→ Written request:
Set down each line of the data below exactly as it stands, dropping the pictures.

→ Raw data:
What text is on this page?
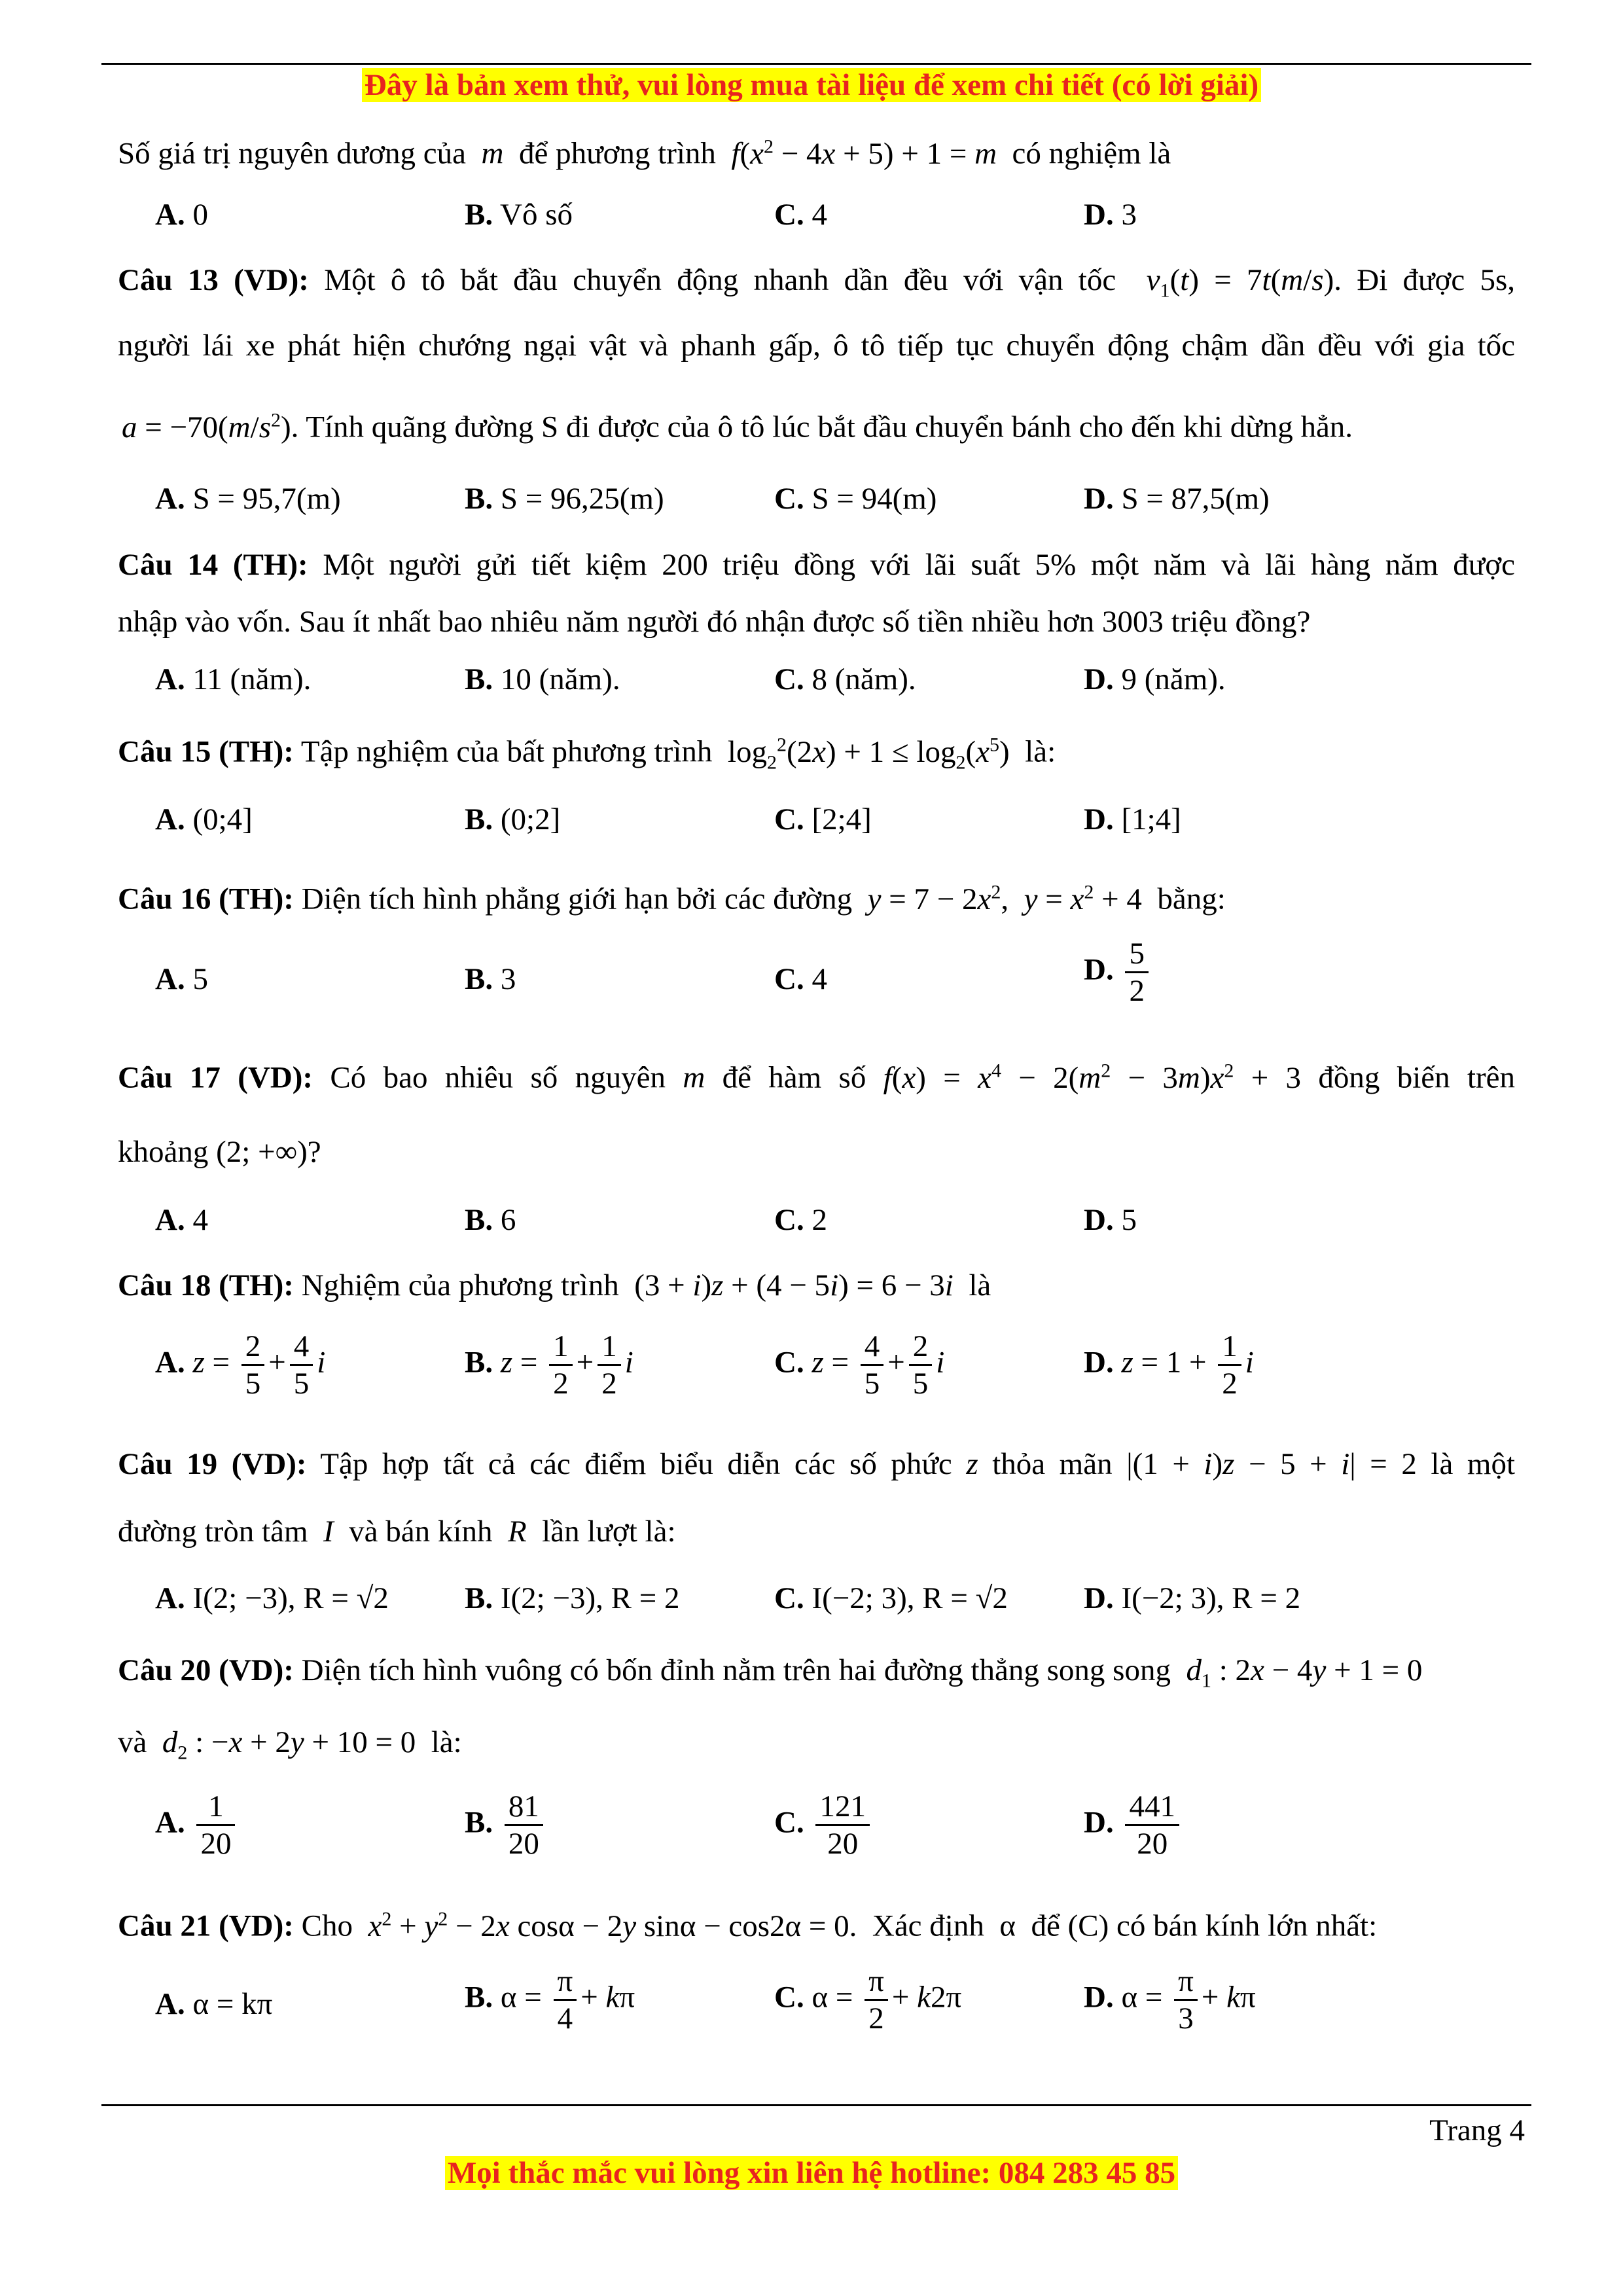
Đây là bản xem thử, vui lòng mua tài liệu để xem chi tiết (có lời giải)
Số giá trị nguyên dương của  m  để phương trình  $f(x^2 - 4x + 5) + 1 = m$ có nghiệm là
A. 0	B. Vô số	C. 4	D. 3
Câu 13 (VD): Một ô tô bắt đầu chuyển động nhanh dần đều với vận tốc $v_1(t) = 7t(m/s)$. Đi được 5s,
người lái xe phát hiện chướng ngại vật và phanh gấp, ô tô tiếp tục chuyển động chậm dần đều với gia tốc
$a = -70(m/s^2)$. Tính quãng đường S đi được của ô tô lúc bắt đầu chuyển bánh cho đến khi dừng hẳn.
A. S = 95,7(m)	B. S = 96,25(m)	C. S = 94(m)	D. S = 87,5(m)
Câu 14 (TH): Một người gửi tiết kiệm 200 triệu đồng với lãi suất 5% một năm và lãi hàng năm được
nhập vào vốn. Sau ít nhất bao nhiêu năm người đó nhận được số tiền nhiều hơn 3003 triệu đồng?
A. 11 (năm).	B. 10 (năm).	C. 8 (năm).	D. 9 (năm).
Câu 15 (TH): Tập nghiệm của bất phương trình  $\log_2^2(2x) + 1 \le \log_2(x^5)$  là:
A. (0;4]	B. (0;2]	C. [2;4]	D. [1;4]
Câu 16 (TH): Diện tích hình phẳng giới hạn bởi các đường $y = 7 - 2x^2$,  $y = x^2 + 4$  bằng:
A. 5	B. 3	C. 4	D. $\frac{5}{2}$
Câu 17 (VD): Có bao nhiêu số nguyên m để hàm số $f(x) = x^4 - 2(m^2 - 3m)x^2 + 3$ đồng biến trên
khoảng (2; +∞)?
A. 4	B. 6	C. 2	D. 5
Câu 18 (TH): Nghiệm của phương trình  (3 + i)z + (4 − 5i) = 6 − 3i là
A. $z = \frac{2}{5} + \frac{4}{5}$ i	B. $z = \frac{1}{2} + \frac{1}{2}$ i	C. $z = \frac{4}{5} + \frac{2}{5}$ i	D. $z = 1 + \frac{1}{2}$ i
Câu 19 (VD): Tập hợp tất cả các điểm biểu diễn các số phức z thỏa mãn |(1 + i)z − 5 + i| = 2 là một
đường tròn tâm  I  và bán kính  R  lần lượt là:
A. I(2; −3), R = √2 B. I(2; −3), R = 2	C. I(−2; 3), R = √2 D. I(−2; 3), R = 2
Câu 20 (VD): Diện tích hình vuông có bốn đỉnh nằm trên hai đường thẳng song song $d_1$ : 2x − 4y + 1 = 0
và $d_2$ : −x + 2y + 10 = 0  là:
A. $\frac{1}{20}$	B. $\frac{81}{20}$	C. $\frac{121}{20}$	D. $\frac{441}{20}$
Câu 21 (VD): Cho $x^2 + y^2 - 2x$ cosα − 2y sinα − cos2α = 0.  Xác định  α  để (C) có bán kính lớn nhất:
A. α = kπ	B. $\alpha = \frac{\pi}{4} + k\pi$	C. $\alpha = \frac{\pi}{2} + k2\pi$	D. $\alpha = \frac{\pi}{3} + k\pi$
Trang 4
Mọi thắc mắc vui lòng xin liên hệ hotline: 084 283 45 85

→ Written solution:
What text is on this page?
Đây là bản xem thử, vui lòng mua tài liệu để xem chi tiết (có lời giải)
Số giá trị nguyên dương của  m  để phương trình  $f(x^2 - 4x + 5) + 1 = m$ có nghiệm là
A. 0	B. Vô số	C. 4	D. 3
Câu 13 (VD): Một ô tô bắt đầu chuyển động nhanh dần đều với vận tốc $v_1(t) = 7t(m/s)$. Đi được 5s,
người lái xe phát hiện chướng ngại vật và phanh gấp, ô tô tiếp tục chuyển động chậm dần đều với gia tốc
$a = -70(m/s^2)$. Tính quãng đường S đi được của ô tô lúc bắt đầu chuyển bánh cho đến khi dừng hẳn.
A. S = 95,7(m)	B. S = 96,25(m)	C. S = 94(m)	D. S = 87,5(m)
Câu 14 (TH): Một người gửi tiết kiệm 200 triệu đồng với lãi suất 5% một năm và lãi hàng năm được
nhập vào vốn. Sau ít nhất bao nhiêu năm người đó nhận được số tiền nhiều hơn 3003 triệu đồng?
A. 11 (năm).	B. 10 (năm).	C. 8 (năm).	D. 9 (năm).
Câu 15 (TH): Tập nghiệm của bất phương trình  $\log_2^2(2x) + 1 \le \log_2(x^5)$  là:
A. (0;4]	B. (0;2]	C. [2;4]	D. [1;4]
Câu 16 (TH): Diện tích hình phẳng giới hạn bởi các đường $y = 7 - 2x^2$,  $y = x^2 + 4$  bằng:
A. 5	B. 3	C. 4	D. $\frac{5}{2}$
Câu 17 (VD): Có bao nhiêu số nguyên m để hàm số $f(x) = x^4 - 2(m^2 - 3m)x^2 + 3$ đồng biến trên
khoảng (2; +∞)?
A. 4	B. 6	C. 2	D. 5
Câu 18 (TH): Nghiệm của phương trình  (3 + i)z + (4 − 5i) = 6 − 3i là
A. $z = \frac{2}{5} + \frac{4}{5}$ i	B. $z = \frac{1}{2} + \frac{1}{2}$ i	C. $z = \frac{4}{5} + \frac{2}{5}$ i	D. $z = 1 + \frac{1}{2}$ i
Câu 19 (VD): Tập hợp tất cả các điểm biểu diễn các số phức z thỏa mãn |(1 + i)z − 5 + i| = 2 là một
đường tròn tâm  I  và bán kính  R  lần lượt là:
A. I(2; −3), R = √2 B. I(2; −3), R = 2	C. I(−2; 3), R = √2 D. I(−2; 3), R = 2
Câu 20 (VD): Diện tích hình vuông có bốn đỉnh nằm trên hai đường thẳng song song $d_1$ : 2x − 4y + 1 = 0
và $d_2$ : −x + 2y + 10 = 0  là:
A. $\frac{1}{20}$	B. $\frac{81}{20}$	C. $\frac{121}{20}$	D. $\frac{441}{20}$
Câu 21 (VD): Cho $x^2 + y^2 - 2x$ cosα − 2y sinα − cos2α = 0.  Xác định  α  để (C) có bán kính lớn nhất:
A. α = kπ	B. $\alpha = \frac{\pi}{4} + k\pi$	C. $\alpha = \frac{\pi}{2} + k2\pi$	D. $\alpha = \frac{\pi}{3} + k\pi$
Trang 4
Mọi thắc mắc vui lòng xin liên hệ hotline: 084 283 45 85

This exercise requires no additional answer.